▶ [Stated problem]:
Every record that follows must be duplicated exactly, with images left out.

^^^^^^^^^^^^^^^^

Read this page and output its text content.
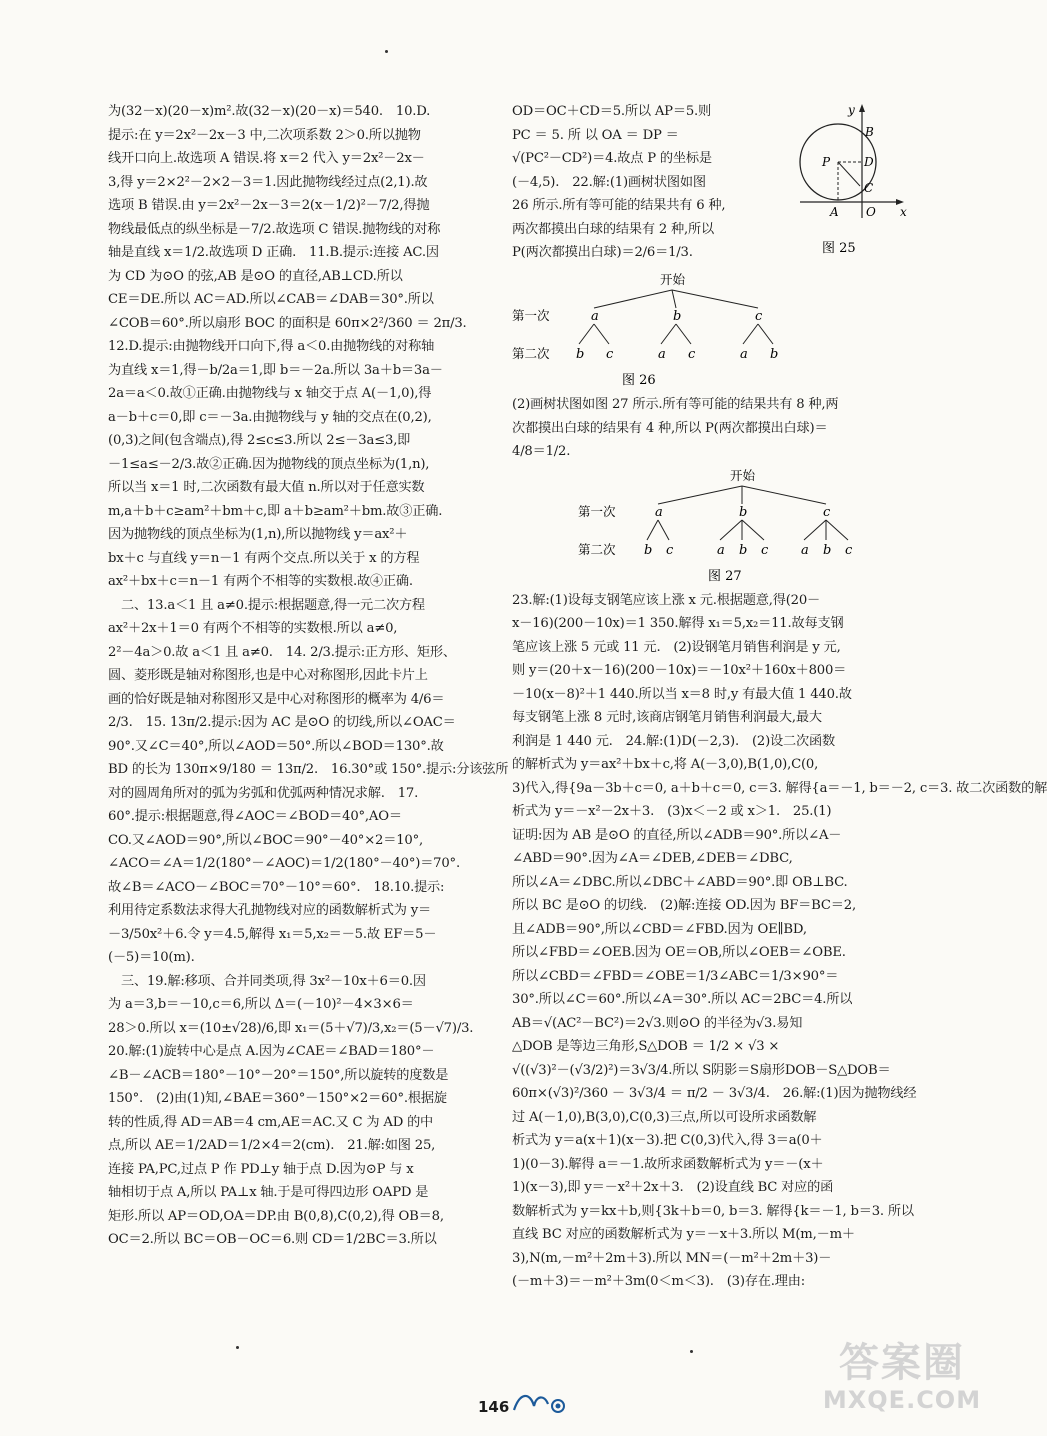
为(32－x)(20－x)m².故(32－x)(20－x)＝540.　10.D.
提示:在 y＝2x²－2x－3 中,二次项系数 2＞0.所以抛物
线开口向上.故选项 A 错误.将 x＝2 代入 y＝2x²－2x－
3,得 y＝2×2²－2×2－3＝1.因此抛物线经过点(2,1).故
选项 B 错误.由 y＝2x²－2x－3＝2(x－1/2)²－7/2,得抛
物线最低点的纵坐标是－7/2.故选项 C 错误.抛物线的对称
轴是直线 x＝1/2.故选项 D 正确.　11.B.提示:连接 AC.因
为 CD 为⊙O 的弦,AB 是⊙O 的直径,AB⊥CD.所以
CE＝DE.所以 AC＝AD.所以∠CAB＝∠DAB＝30°.所以
∠COB＝60°.所以扇形 BOC 的面积是 60π×2²/360 ＝ 2π/3.
12.D.提示:由抛物线开口向下,得 a＜0.由抛物线的对称轴
为直线 x＝1,得－b/2a＝1,即 b＝－2a.所以 3a＋b＝3a－
2a＝a＜0.故①正确.由抛物线与 x 轴交于点 A(－1,0),得
a－b＋c＝0,即 c＝－3a.由抛物线与 y 轴的交点在(0,2),
(0,3)之间(包含端点),得 2≤c≤3.所以 2≤－3a≤3,即
－1≤a≤－2/3.故②正确.因为抛物线的顶点坐标为(1,n),
所以当 x＝1 时,二次函数有最大值 n.所以对于任意实数
m,a＋b＋c≥am²＋bm＋c,即 a＋b≥am²＋bm.故③正确.
因为抛物线的顶点坐标为(1,n),所以抛物线 y＝ax²＋
bx＋c 与直线 y＝n－1 有两个交点.所以关于 x 的方程
ax²＋bx＋c＝n－1 有两个不相等的实数根.故④正确.
　二、13.a＜1 且 a≠0.提示:根据题意,得一元二次方程
ax²＋2x＋1＝0 有两个不相等的实数根.所以 a≠0,
2²－4a＞0.故 a＜1 且 a≠0.　14. 2/3.提示:正方形、矩形、
圆、菱形既是轴对称图形,也是中心对称图形,因此卡片上
画的恰好既是轴对称图形又是中心对称图形的概率为 4/6＝
2/3.　15. 13π/2.提示:因为 AC 是⊙O 的切线,所以∠OAC＝
90°.又∠C＝40°,所以∠AOD＝50°.所以∠BOD＝130°.故
BD 的长为 130π×9/180 ＝ 13π/2.　16.30°或 150°.提示:分该弦所
对的圆周角所对的弧为劣弧和优弧两种情况求解.　17.
60°.提示:根据题意,得∠AOC＝∠BOD＝40°,AO＝
CO.又∠AOD＝90°,所以∠BOC＝90°－40°×2＝10°,
∠ACO＝∠A＝1/2(180°－∠AOC)＝1/2(180°－40°)＝70°.
故∠B＝∠ACO－∠BOC＝70°－10°＝60°.　18.10.提示:
利用待定系数法求得大孔抛物线对应的函数解析式为 y＝
－3/50x²＋6.令 y＝4.5,解得 x₁＝5,x₂＝－5.故 EF＝5－
(－5)＝10(m).
　三、19.解:移项、合并同类项,得 3x²－10x＋6＝0.因
为 a＝3,b＝－10,c＝6,所以 Δ＝(－10)²－4×3×6＝
28＞0.所以 x＝(10±√28)/6,即 x₁＝(5＋√7)/3,x₂＝(5－√7)/3.
20.解:(1)旋转中心是点 A.因为∠CAE＝∠BAD＝180°－
∠B－∠ACB＝180°－10°－20°＝150°,所以旋转的度数是
150°.　(2)由(1)知,∠BAE＝360°－150°×2＝60°.根据旋
转的性质,得 AD＝AB＝4 cm,AE＝AC.又 C 为 AD 的中
点,所以 AE＝1/2AD＝1/2×4＝2(cm).　21.解:如图 25,
连接 PA,PC,过点 P 作 PD⊥y 轴于点 D.因为⊙P 与 x
轴相切于点 A,所以 PA⊥x 轴.于是可得四边形 OAPD 是
矩形.所以 AP＝OD,OA＝DP.由 B(0,8),C(0,2),得 OB＝8,
OC＝2.所以 BC＝OB－OC＝6.则 CD＝1/2BC＝3.所以
OD＝OC＋CD＝5.所以 AP＝5.则
PC ＝ 5. 所 以 OA ＝ DP ＝
√(PC²－CD²)＝4.故点 P 的坐标是
(－4,5).　22.解:(1)画树状图如图
26 所示.所有等可能的结果共有 6 种,
两次都摸出白球的结果有 2 种,所以
P(两次都摸出白球)＝2/6＝1/3.
y
x
B
P	D
C
A O
图 25
开始
第一次
第二次
a
b c
b
a c
c
a b
图 26
(2)画树状图如图 27 所示.所有等可能的结果共有 8 种,两
次都摸出白球的结果有 4 种,所以 P(两次都摸出白球)＝
4/8＝1/2.
开始
第一次
第二次
a
b c
b
a b c
c
a b c
图 27
23.解:(1)设每支钢笔应该上涨 x 元.根据题意,得(20－
x－16)(200－10x)＝1 350.解得 x₁＝5,x₂＝11.故每支钢
笔应该上涨 5 元或 11 元.　(2)设钢笔月销售利润是 y 元,
则 y＝(20＋x－16)(200－10x)＝－10x²＋160x＋800＝
－10(x－8)²＋1 440.所以当 x＝8 时,y 有最大值 1 440.故
每支钢笔上涨 8 元时,该商店钢笔月销售利润最大,最大
利润是 1 440 元.　24.解:(1)D(－2,3).　(2)设二次函数
的解析式为 y＝ax²＋bx＋c,将 A(－3,0),B(1,0),C(0,
3)代入,得{9a－3b＋c＝0, a＋b＋c＝0, c＝3. 解得{a＝－1, b＝－2, c＝3. 故二次函数的解
析式为 y＝－x²－2x＋3.　(3)x＜－2 或 x＞1.　25.(1)
证明:因为 AB 是⊙O 的直径,所以∠ADB＝90°.所以∠A－
∠ABD＝90°.因为∠A＝∠DEB,∠DEB＝∠DBC,
所以∠A＝∠DBC.所以∠DBC＋∠ABD＝90°.即 OB⊥BC.
所以 BC 是⊙O 的切线.　(2)解:连接 OD.因为 BF＝BC＝2,
且∠ADB＝90°,所以∠CBD＝∠FBD.因为 OE∥BD,
所以∠FBD＝∠OEB.因为 OE＝OB,所以∠OEB＝∠OBE.
所以∠CBD＝∠FBD＝∠OBE＝1/3∠ABC＝1/3×90°＝
30°.所以∠C＝60°.所以∠A＝30°.所以 AC＝2BC＝4.所以
AB＝√(AC²－BC²)＝2√3.则⊙O 的半径为√3.易知
△DOB 是等边三角形,S△DOB ＝ 1/2 × √3 ×
√((√3)²－(√3/2)²)＝3√3/4.所以 S阴影＝S扇形DOB－S△DOB＝
60π×(√3)²/360 － 3√3/4 ＝ π/2 － 3√3/4.　26.解:(1)因为抛物线经
过 A(－1,0),B(3,0),C(0,3)三点,所以可设所求函数解
析式为 y＝a(x＋1)(x－3).把 C(0,3)代入,得 3＝a(0＋
1)(0－3).解得 a＝－1.故所求函数解析式为 y＝－(x＋
1)(x－3),即 y＝－x²＋2x＋3.　(2)设直线 BC 对应的函
数解析式为 y＝kx＋b,则{3k＋b＝0, b＝3. 解得{k＝－1, b＝3. 所以
直线 BC 对应的函数解析式为 y＝－x＋3.所以 M(m,－m＋
3),N(m,－m²＋2m＋3).所以 MN＝(－m²＋2m＋3)－
(－m＋3)＝－m²＋3m(0＜m＜3).　(3)存在.理由:
146
答案圈
MXQE.COM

^^^^^^^^^^^^^^^^

▶ [Exercise result]:
Read this page and output its text content.
为(32－x)(20－x)m².故(32－x)(20－x)＝540.　10.D.
提示:在 y＝2x²－2x－3 中,二次项系数 2＞0.所以抛物
线开口向上.故选项 A 错误.将 x＝2 代入 y＝2x²－2x－
3,得 y＝2×2²－2×2－3＝1.因此抛物线经过点(2,1).故
选项 B 错误.由 y＝2x²－2x－3＝2(x－1/2)²－7/2,得抛
物线最低点的纵坐标是－7/2.故选项 C 错误.抛物线的对称
轴是直线 x＝1/2.故选项 D 正确.　11.B.提示:连接 AC.因
为 CD 为⊙O 的弦,AB 是⊙O 的直径,AB⊥CD.所以
CE＝DE.所以 AC＝AD.所以∠CAB＝∠DAB＝30°.所以
∠COB＝60°.所以扇形 BOC 的面积是 60π×2²/360 ＝ 2π/3.
12.D.提示:由抛物线开口向下,得 a＜0.由抛物线的对称轴
为直线 x＝1,得－b/2a＝1,即 b＝－2a.所以 3a＋b＝3a－
2a＝a＜0.故①正确.由抛物线与 x 轴交于点 A(－1,0),得
a－b＋c＝0,即 c＝－3a.由抛物线与 y 轴的交点在(0,2),
(0,3)之间(包含端点),得 2≤c≤3.所以 2≤－3a≤3,即
－1≤a≤－2/3.故②正确.因为抛物线的顶点坐标为(1,n),
所以当 x＝1 时,二次函数有最大值 n.所以对于任意实数
m,a＋b＋c≥am²＋bm＋c,即 a＋b≥am²＋bm.故③正确.
因为抛物线的顶点坐标为(1,n),所以抛物线 y＝ax²＋
bx＋c 与直线 y＝n－1 有两个交点.所以关于 x 的方程
ax²＋bx＋c＝n－1 有两个不相等的实数根.故④正确.
　二、13.a＜1 且 a≠0.提示:根据题意,得一元二次方程
ax²＋2x＋1＝0 有两个不相等的实数根.所以 a≠0,
2²－4a＞0.故 a＜1 且 a≠0.　14. 2/3.提示:正方形、矩形、
圆、菱形既是轴对称图形,也是中心对称图形,因此卡片上
画的恰好既是轴对称图形又是中心对称图形的概率为 4/6＝
2/3.　15. 13π/2.提示:因为 AC 是⊙O 的切线,所以∠OAC＝
90°.又∠C＝40°,所以∠AOD＝50°.所以∠BOD＝130°.故
BD 的长为 130π×9/180 ＝ 13π/2.　16.30°或 150°.提示:分该弦所
对的圆周角所对的弧为劣弧和优弧两种情况求解.　17.
60°.提示:根据题意,得∠AOC＝∠BOD＝40°,AO＝
CO.又∠AOD＝90°,所以∠BOC＝90°－40°×2＝10°,
∠ACO＝∠A＝1/2(180°－∠AOC)＝1/2(180°－40°)＝70°.
故∠B＝∠ACO－∠BOC＝70°－10°＝60°.　18.10.提示:
利用待定系数法求得大孔抛物线对应的函数解析式为 y＝
－3/50x²＋6.令 y＝4.5,解得 x₁＝5,x₂＝－5.故 EF＝5－
(－5)＝10(m).
　三、19.解:移项、合并同类项,得 3x²－10x＋6＝0.因
为 a＝3,b＝－10,c＝6,所以 Δ＝(－10)²－4×3×6＝
28＞0.所以 x＝(10±√28)/6,即 x₁＝(5＋√7)/3,x₂＝(5－√7)/3.
20.解:(1)旋转中心是点 A.因为∠CAE＝∠BAD＝180°－
∠B－∠ACB＝180°－10°－20°＝150°,所以旋转的度数是
150°.　(2)由(1)知,∠BAE＝360°－150°×2＝60°.根据旋
转的性质,得 AD＝AB＝4 cm,AE＝AC.又 C 为 AD 的中
点,所以 AE＝1/2AD＝1/2×4＝2(cm).　21.解:如图 25,
连接 PA,PC,过点 P 作 PD⊥y 轴于点 D.因为⊙P 与 x
轴相切于点 A,所以 PA⊥x 轴.于是可得四边形 OAPD 是
矩形.所以 AP＝OD,OA＝DP.由 B(0,8),C(0,2),得 OB＝8,
OC＝2.所以 BC＝OB－OC＝6.则 CD＝1/2BC＝3.所以
OD＝OC＋CD＝5.所以 AP＝5.则
PC ＝ 5. 所 以 OA ＝ DP ＝
√(PC²－CD²)＝4.故点 P 的坐标是
(－4,5).　22.解:(1)画树状图如图
26 所示.所有等可能的结果共有 6 种,
两次都摸出白球的结果有 2 种,所以
P(两次都摸出白球)＝2/6＝1/3.
y
x
B
P	D
C
A O
图 25
开始
第一次
第二次
a
b c
b
a c
c
a b
图 26
(2)画树状图如图 27 所示.所有等可能的结果共有 8 种,两
次都摸出白球的结果有 4 种,所以 P(两次都摸出白球)＝
4/8＝1/2.
开始
第一次
第二次
a
b c
b
a b c
c
a b c
图 27
23.解:(1)设每支钢笔应该上涨 x 元.根据题意,得(20－
x－16)(200－10x)＝1 350.解得 x₁＝5,x₂＝11.故每支钢
笔应该上涨 5 元或 11 元.　(2)设钢笔月销售利润是 y 元,
则 y＝(20＋x－16)(200－10x)＝－10x²＋160x＋800＝
－10(x－8)²＋1 440.所以当 x＝8 时,y 有最大值 1 440.故
每支钢笔上涨 8 元时,该商店钢笔月销售利润最大,最大
利润是 1 440 元.　24.解:(1)D(－2,3).　(2)设二次函数
的解析式为 y＝ax²＋bx＋c,将 A(－3,0),B(1,0),C(0,
3)代入,得{9a－3b＋c＝0, a＋b＋c＝0, c＝3. 解得{a＝－1, b＝－2, c＝3. 故二次函数的解
析式为 y＝－x²－2x＋3.　(3)x＜－2 或 x＞1.　25.(1)
证明:因为 AB 是⊙O 的直径,所以∠ADB＝90°.所以∠A－
∠ABD＝90°.因为∠A＝∠DEB,∠DEB＝∠DBC,
所以∠A＝∠DBC.所以∠DBC＋∠ABD＝90°.即 OB⊥BC.
所以 BC 是⊙O 的切线.　(2)解:连接 OD.因为 BF＝BC＝2,
且∠ADB＝90°,所以∠CBD＝∠FBD.因为 OE∥BD,
所以∠FBD＝∠OEB.因为 OE＝OB,所以∠OEB＝∠OBE.
所以∠CBD＝∠FBD＝∠OBE＝1/3∠ABC＝1/3×90°＝
30°.所以∠C＝60°.所以∠A＝30°.所以 AC＝2BC＝4.所以
AB＝√(AC²－BC²)＝2√3.则⊙O 的半径为√3.易知
△DOB 是等边三角形,S△DOB ＝ 1/2 × √3 ×
√((√3)²－(√3/2)²)＝3√3/4.所以 S阴影＝S扇形DOB－S△DOB＝
60π×(√3)²/360 － 3√3/4 ＝ π/2 － 3√3/4.　26.解:(1)因为抛物线经
过 A(－1,0),B(3,0),C(0,3)三点,所以可设所求函数解
析式为 y＝a(x＋1)(x－3).把 C(0,3)代入,得 3＝a(0＋
1)(0－3).解得 a＝－1.故所求函数解析式为 y＝－(x＋
1)(x－3),即 y＝－x²＋2x＋3.　(2)设直线 BC 对应的函
数解析式为 y＝kx＋b,则{3k＋b＝0, b＝3. 解得{k＝－1, b＝3. 所以
直线 BC 对应的函数解析式为 y＝－x＋3.所以 M(m,－m＋
3),N(m,－m²＋2m＋3).所以 MN＝(－m²＋2m＋3)－
(－m＋3)＝－m²＋3m(0＜m＜3).　(3)存在.理由:
146
答案圈
MXQE.COM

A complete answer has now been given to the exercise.